INPUT DATA ->

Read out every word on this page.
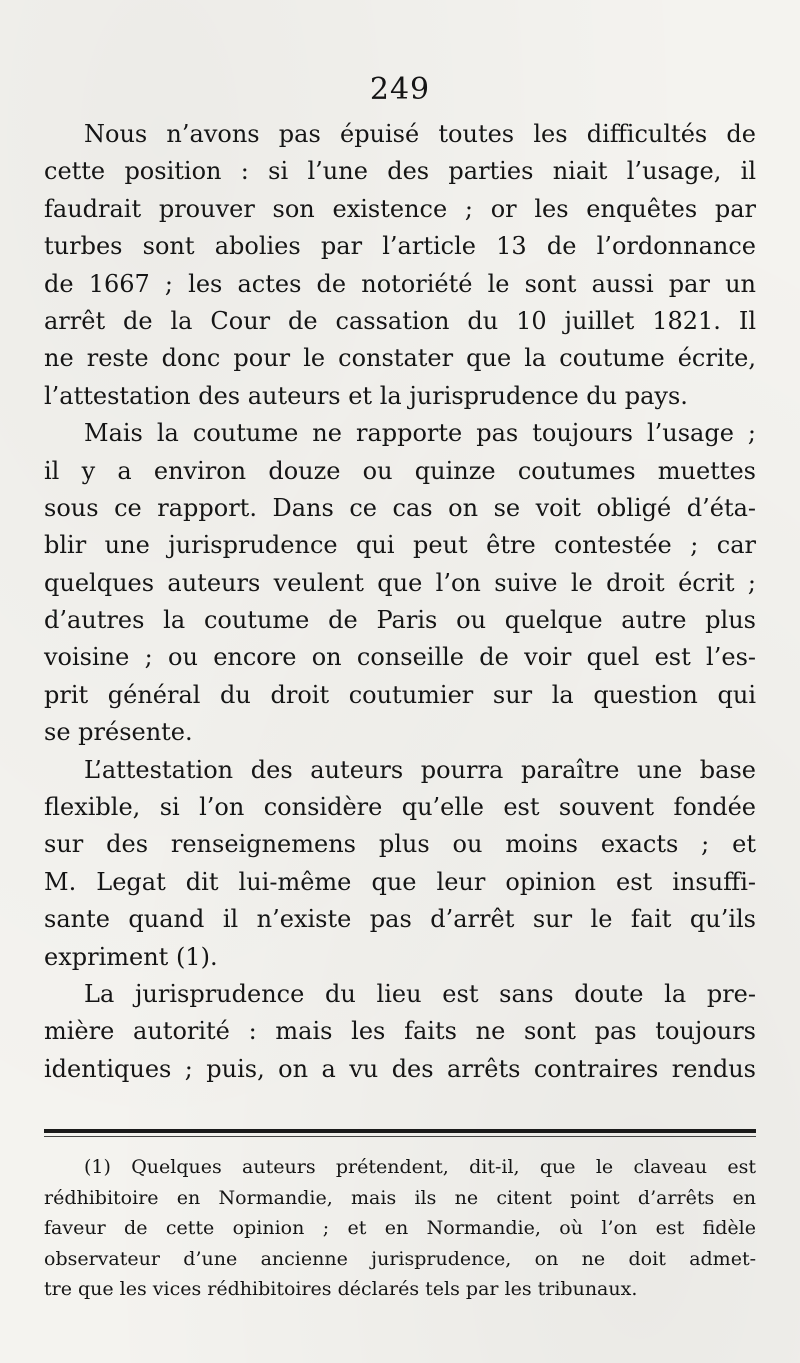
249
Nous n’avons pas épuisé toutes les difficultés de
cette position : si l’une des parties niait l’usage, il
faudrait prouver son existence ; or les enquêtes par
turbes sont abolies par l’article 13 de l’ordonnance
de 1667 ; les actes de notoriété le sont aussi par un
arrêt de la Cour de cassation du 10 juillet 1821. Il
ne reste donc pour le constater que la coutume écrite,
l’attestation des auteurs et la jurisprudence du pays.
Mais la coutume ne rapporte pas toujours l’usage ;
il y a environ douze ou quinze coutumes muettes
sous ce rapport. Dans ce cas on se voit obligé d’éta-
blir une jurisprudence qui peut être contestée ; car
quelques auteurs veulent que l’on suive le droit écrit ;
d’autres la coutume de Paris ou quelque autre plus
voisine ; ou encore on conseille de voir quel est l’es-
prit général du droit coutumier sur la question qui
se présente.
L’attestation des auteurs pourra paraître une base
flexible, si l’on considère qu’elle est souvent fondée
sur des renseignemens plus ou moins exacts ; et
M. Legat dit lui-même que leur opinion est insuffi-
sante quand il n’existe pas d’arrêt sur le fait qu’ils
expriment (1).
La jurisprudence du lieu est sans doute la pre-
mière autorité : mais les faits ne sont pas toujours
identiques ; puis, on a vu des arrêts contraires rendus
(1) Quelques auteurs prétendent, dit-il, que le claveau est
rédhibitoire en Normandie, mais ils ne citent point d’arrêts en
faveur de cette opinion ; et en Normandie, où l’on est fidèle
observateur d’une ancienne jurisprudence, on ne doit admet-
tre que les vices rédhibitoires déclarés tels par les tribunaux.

==

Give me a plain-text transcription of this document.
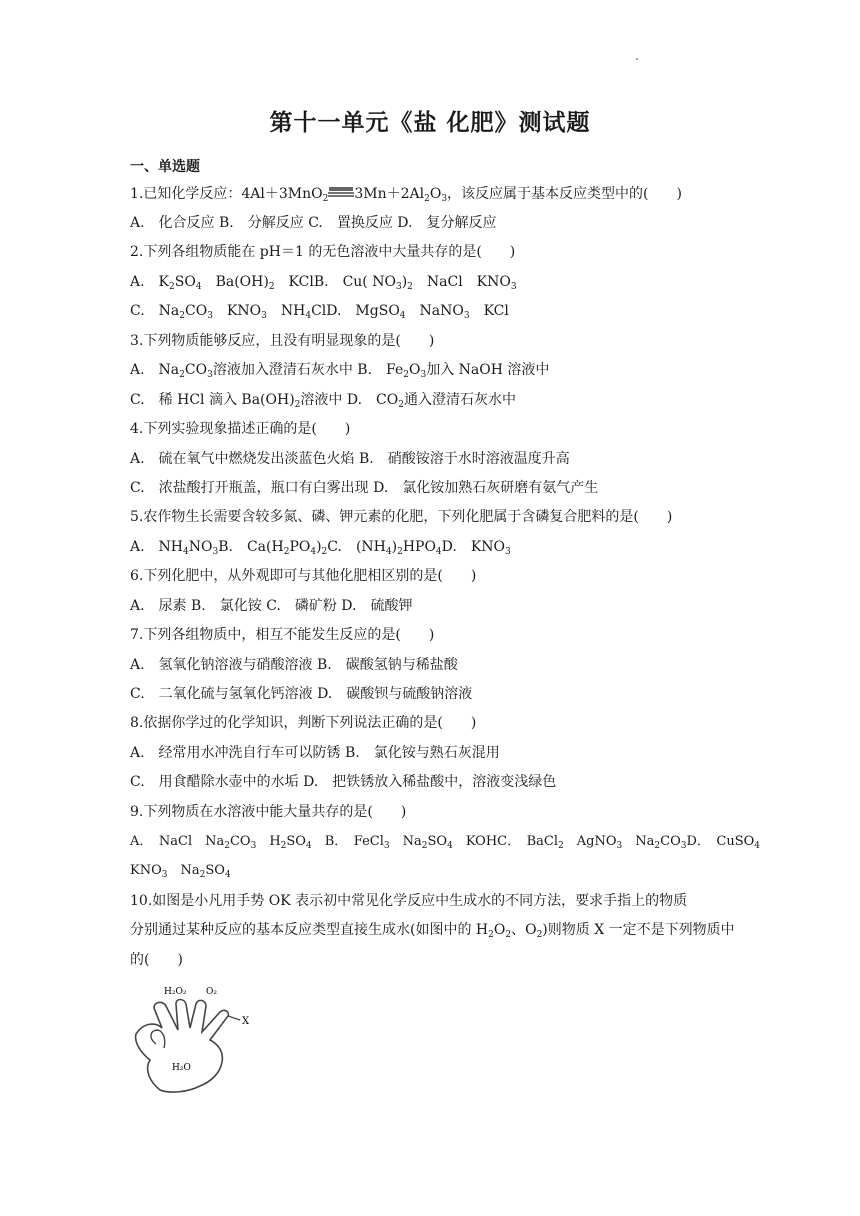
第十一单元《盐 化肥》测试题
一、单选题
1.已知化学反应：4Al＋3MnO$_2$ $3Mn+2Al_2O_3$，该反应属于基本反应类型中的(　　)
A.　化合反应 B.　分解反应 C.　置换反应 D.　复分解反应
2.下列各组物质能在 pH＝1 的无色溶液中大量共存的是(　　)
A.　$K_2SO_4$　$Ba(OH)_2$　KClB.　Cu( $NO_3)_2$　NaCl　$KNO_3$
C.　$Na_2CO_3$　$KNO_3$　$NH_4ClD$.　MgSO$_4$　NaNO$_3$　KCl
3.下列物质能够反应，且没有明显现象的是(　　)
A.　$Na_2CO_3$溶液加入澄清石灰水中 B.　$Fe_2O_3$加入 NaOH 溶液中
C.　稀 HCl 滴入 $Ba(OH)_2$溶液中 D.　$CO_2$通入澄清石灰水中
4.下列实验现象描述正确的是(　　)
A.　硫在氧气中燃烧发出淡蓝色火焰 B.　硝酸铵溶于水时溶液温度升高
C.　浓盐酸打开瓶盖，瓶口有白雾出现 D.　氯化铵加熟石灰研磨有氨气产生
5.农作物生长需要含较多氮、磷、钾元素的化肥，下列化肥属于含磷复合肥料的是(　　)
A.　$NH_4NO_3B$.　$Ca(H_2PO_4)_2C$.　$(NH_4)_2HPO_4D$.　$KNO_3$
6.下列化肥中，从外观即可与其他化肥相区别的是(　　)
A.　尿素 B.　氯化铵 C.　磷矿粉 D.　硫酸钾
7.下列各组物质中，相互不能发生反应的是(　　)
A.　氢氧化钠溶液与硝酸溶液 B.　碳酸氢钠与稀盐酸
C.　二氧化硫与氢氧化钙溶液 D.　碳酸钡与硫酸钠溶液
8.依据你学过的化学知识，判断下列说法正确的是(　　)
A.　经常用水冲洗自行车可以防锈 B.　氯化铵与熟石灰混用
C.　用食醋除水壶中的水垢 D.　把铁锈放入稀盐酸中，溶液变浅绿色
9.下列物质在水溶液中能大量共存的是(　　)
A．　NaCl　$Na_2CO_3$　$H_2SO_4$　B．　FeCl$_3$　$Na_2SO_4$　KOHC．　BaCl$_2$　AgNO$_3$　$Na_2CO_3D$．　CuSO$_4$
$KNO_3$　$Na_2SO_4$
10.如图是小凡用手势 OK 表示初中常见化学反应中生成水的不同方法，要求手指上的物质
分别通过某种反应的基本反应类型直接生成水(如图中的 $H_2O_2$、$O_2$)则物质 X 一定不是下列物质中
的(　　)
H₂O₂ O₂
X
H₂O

--

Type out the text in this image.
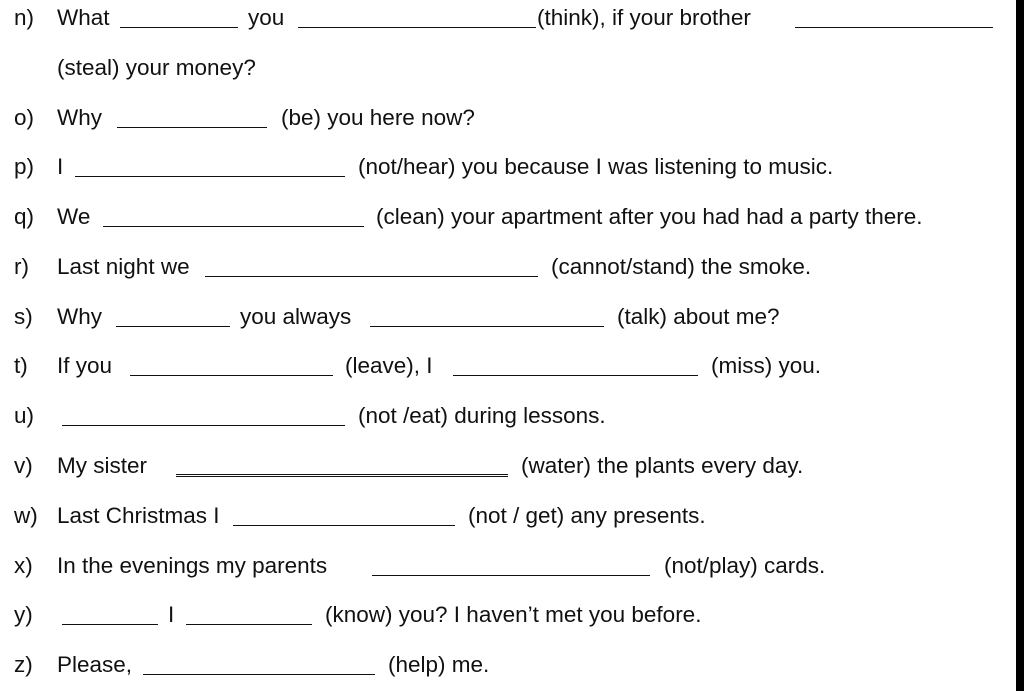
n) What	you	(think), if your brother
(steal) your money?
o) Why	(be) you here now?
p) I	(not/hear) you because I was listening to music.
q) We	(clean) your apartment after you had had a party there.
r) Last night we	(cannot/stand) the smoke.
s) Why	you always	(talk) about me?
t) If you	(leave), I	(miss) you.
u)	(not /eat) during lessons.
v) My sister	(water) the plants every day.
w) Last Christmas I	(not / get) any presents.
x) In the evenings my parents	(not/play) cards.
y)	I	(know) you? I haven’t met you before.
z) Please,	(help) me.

THE TASK -> Copy each line containing the word "your" from the data.

EXPECTED OUTPUT ->
n) What	you	(think), if your brother
(steal) your money?
q) We	(clean) your apartment after you had had a party there.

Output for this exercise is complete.